REQUEST ▸ Write out the lines without changes, starting at the first line and ending at the line that contains "1718, 1152, 1771]", with both of those lines included.

MATERIAL TO PROCESS ▸
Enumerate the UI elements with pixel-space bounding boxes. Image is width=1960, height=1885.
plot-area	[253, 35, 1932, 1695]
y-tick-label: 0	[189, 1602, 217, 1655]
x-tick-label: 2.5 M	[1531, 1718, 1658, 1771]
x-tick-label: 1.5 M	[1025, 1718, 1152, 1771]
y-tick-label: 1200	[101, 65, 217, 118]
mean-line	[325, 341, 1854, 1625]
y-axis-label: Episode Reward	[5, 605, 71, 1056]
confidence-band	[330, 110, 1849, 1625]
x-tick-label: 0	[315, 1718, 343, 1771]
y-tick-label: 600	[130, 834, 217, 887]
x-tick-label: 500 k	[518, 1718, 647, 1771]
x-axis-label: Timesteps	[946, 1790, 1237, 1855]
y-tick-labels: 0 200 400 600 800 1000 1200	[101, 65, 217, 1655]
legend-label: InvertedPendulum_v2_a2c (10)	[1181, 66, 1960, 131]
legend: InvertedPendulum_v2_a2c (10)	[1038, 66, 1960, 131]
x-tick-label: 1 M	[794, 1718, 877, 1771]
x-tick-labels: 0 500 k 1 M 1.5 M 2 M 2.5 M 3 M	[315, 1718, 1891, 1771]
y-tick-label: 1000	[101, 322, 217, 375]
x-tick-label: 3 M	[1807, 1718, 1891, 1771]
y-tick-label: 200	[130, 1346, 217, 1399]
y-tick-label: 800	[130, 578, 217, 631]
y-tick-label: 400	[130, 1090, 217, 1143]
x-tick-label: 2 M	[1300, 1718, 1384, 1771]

CORRECT RESULT ▸
Enumerate the UI elements with pixel-space bounding boxes. Image is width=1960, height=1885.
plot-area	[253, 35, 1932, 1695]
y-tick-label: 0	[189, 1602, 217, 1655]
x-tick-label: 2.5 M	[1531, 1718, 1658, 1771]
x-tick-label: 1.5 M	[1025, 1718, 1152, 1771]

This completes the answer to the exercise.